**What the exercise asks**
Exactly reproduce each record listed below.

**Supplied material**

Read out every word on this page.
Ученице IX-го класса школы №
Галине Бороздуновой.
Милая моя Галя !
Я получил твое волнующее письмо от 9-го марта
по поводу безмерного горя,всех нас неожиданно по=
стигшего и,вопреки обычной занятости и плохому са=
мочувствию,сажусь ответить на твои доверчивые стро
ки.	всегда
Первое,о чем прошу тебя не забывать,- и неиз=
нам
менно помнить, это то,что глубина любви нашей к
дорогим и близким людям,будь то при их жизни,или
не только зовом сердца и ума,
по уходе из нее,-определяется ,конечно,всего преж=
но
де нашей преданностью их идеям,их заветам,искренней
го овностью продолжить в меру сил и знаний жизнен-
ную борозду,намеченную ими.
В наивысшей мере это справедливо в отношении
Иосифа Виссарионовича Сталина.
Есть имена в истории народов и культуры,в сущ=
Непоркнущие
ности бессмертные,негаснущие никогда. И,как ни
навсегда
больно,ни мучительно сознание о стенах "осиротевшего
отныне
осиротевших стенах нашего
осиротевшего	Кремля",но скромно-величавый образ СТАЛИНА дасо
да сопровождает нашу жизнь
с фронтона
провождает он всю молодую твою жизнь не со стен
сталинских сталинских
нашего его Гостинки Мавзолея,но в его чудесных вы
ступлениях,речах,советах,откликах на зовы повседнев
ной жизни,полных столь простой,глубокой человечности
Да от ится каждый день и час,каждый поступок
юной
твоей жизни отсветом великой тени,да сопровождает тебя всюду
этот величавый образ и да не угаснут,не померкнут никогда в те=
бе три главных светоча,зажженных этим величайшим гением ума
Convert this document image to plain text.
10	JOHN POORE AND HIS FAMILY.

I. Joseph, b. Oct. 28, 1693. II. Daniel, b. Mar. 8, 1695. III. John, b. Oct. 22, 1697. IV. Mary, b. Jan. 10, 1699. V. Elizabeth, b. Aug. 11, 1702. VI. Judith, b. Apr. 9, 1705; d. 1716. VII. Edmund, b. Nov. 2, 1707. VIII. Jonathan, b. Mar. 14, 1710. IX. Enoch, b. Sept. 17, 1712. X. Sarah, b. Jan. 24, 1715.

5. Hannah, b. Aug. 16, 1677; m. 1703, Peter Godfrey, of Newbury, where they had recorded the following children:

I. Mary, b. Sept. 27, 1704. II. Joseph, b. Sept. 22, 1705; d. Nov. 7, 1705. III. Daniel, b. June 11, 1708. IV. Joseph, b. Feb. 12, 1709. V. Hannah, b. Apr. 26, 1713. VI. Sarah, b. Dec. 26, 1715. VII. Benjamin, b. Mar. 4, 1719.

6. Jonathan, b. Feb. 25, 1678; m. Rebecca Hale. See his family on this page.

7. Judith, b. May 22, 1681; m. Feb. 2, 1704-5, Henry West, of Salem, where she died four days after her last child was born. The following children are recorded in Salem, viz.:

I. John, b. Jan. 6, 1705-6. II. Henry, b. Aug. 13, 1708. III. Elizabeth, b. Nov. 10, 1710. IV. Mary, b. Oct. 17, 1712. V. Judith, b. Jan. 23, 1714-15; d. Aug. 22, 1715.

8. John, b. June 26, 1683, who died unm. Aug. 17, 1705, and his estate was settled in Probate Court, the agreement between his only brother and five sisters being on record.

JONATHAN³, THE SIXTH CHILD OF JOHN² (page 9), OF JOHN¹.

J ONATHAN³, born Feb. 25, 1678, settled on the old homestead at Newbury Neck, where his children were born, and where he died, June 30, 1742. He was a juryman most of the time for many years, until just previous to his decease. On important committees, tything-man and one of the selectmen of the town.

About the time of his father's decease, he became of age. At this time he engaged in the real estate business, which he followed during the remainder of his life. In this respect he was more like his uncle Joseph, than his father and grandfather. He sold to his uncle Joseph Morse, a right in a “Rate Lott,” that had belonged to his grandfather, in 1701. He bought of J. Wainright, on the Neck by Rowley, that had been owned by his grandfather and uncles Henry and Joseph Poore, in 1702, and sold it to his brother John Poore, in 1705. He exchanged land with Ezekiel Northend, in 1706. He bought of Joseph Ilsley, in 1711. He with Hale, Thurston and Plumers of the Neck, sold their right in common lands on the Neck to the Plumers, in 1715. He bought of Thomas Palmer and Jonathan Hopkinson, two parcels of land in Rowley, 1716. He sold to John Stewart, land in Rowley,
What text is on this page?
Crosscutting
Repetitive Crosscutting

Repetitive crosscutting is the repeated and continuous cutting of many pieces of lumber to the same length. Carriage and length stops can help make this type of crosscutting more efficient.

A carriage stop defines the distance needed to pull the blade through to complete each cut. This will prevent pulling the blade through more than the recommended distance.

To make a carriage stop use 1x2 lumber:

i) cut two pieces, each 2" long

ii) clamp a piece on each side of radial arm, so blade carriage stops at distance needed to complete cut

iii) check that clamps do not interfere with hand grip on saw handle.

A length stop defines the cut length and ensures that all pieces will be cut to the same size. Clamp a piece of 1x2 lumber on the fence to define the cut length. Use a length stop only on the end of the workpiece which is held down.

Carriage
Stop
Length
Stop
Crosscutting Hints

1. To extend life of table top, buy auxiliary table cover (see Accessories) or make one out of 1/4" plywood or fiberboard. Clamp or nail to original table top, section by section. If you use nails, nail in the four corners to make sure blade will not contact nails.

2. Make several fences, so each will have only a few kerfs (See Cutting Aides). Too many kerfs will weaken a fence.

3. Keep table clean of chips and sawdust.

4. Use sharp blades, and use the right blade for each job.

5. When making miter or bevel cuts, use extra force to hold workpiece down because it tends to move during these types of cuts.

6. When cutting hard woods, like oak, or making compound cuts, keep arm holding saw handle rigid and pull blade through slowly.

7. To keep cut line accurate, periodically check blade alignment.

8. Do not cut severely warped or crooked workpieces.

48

**Answer to this exercise**
Read out every word on this page.
Ученице IX-го класса школы №
Галине Бороздуновой.
Милая моя Галя !
Я получил твое волнующее письмо от 9-го марта
по поводу безмерного горя,всех нас неожиданно по=
стигшего и,вопреки обычной занятости и плохому са=
мочувствию,сажусь ответить на твои доверчивые стро
ки.	всегда
Первое,о чем прошу тебя не забывать,- и неиз=
нам
менно помнить, это то,что глубина любви нашей к
дорогим и близким людям,будь то при их жизни,или
не только зовом сердца и ума,
по уходе из нее,-определяется ,конечно,всего преж=
но
де нашей преданностью их идеям,их заветам,искренней
го овностью продолжить в меру сил и знаний жизнен-
ную борозду,намеченную ими.
В наивысшей мере это справедливо в отношении
Иосифа Виссарионовича Сталина.
Есть имена в истории народов и культуры,в сущ=
Непоркнущие
ности бессмертные,негаснущие никогда. И,как ни
навсегда
больно,ни мучительно сознание о стенах "осиротевшего
отныне
осиротевших стенах нашего
осиротевшего	Кремля",но скромно-величавый образ СТАЛИНА дасо
да сопровождает нашу жизнь
с фронтона
провождает он всю молодую твою жизнь не со стен
сталинских сталинских
нашего его Гостинки Мавзолея,но в его чудесных вы
ступлениях,речах,советах,откликах на зовы повседнев
ной жизни,полных столь простой,глубокой человечности
Да от ится каждый день и час,каждый поступок
юной
твоей жизни отсветом великой тени,да сопровождает тебя всюду
этот величавый образ и да не угаснут,не померкнут никогда в те=
бе три главных светоча,зажженных этим величайшим гением ума
Convert this document image to plain text.
10	JOHN POORE AND HIS FAMILY.

I. Joseph, b. Oct. 28, 1693. II. Daniel, b. Mar. 8, 1695. III. John, b. Oct. 22, 1697. IV. Mary, b. Jan. 10, 1699. V. Elizabeth, b. Aug. 11, 1702. VI. Judith, b. Apr. 9, 1705; d. 1716. VII. Edmund, b. Nov. 2, 1707. VIII. Jonathan, b. Mar. 14, 1710. IX. Enoch, b. Sept. 17, 1712. X. Sarah, b. Jan. 24, 1715.

5. Hannah, b. Aug. 16, 1677; m. 1703, Peter Godfrey, of Newbury, where they had recorded the following children:

I. Mary, b. Sept. 27, 1704. II. Joseph, b. Sept. 22, 1705; d. Nov. 7, 1705. III. Daniel, b. June 11, 1708. IV. Joseph, b. Feb. 12, 1709. V. Hannah, b. Apr. 26, 1713. VI. Sarah, b. Dec. 26, 1715. VII. Benjamin, b. Mar. 4, 1719.

6. Jonathan, b. Feb. 25, 1678; m. Rebecca Hale. See his family on this page.

7. Judith, b. May 22, 1681; m. Feb. 2, 1704-5, Henry West, of Salem, where she died four days after her last child was born. The following children are recorded in Salem, viz.:

I. John, b. Jan. 6, 1705-6. II. Henry, b. Aug. 13, 1708. III. Elizabeth, b. Nov. 10, 1710. IV. Mary, b. Oct. 17, 1712. V. Judith, b. Jan. 23, 1714-15; d. Aug. 22, 1715.

8. John, b. June 26, 1683, who died unm. Aug. 17, 1705, and his estate was settled in Probate Court, the agreement between his only brother and five sisters being on record.

JONATHAN³, THE SIXTH CHILD OF JOHN² (page 9), OF JOHN¹.

J ONATHAN³, born Feb. 25, 1678, settled on the old homestead at Newbury Neck, where his children were born, and where he died, June 30, 1742. He was a juryman most of the time for many years, until just previous to his decease. On important committees, tything-man and one of the selectmen of the town.

About the time of his father's decease, he became of age. At this time he engaged in the real estate business, which he followed during the remainder of his life. In this respect he was more like his uncle Joseph, than his father and grandfather. He sold to his uncle Joseph Morse, a right in a “Rate Lott,” that had belonged to his grandfather, in 1701. He bought of J. Wainright, on the Neck by Rowley, that had been owned by his grandfather and uncles Henry and Joseph Poore, in 1702, and sold it to his brother John Poore, in 1705. He exchanged land with Ezekiel Northend, in 1706. He bought of Joseph Ilsley, in 1711. He with Hale, Thurston and Plumers of the Neck, sold their right in common lands on the Neck to the Plumers, in 1715. He bought of Thomas Palmer and Jonathan Hopkinson, two parcels of land in Rowley, 1716. He sold to John Stewart, land in Rowley,
What text is on this page?
Crosscutting
Repetitive Crosscutting

Repetitive crosscutting is the repeated and continuous cutting of many pieces of lumber to the same length. Carriage and length stops can help make this type of crosscutting more efficient.

A carriage stop defines the distance needed to pull the blade through to complete each cut. This will prevent pulling the blade through more than the recommended distance.

To make a carriage stop use 1x2 lumber:

i) cut two pieces, each 2" long

ii) clamp a piece on each side of radial arm, so blade carriage stops at distance needed to complete cut

iii) check that clamps do not interfere with hand grip on saw handle.

A length stop defines the cut length and ensures that all pieces will be cut to the same size. Clamp a piece of 1x2 lumber on the fence to define the cut length. Use a length stop only on the end of the workpiece which is held down.

Carriage
Stop
Length
Stop
Crosscutting Hints

1. To extend life of table top, buy auxiliary table cover (see Accessories) or make one out of 1/4" plywood or fiberboard. Clamp or nail to original table top, section by section. If you use nails, nail in the four corners to make sure blade will not contact nails.

2. Make several fences, so each will have only a few kerfs (See Cutting Aides). Too many kerfs will weaken a fence.

3. Keep table clean of chips and sawdust.

4. Use sharp blades, and use the right blade for each job.

5. When making miter or bevel cuts, use extra force to hold workpiece down because it tends to move during these types of cuts.

6. When cutting hard woods, like oak, or making compound cuts, keep arm holding saw handle rigid and pull blade through slowly.

7. To keep cut line accurate, periodically check blade alignment.

8. Do not cut severely warped or crooked workpieces.

48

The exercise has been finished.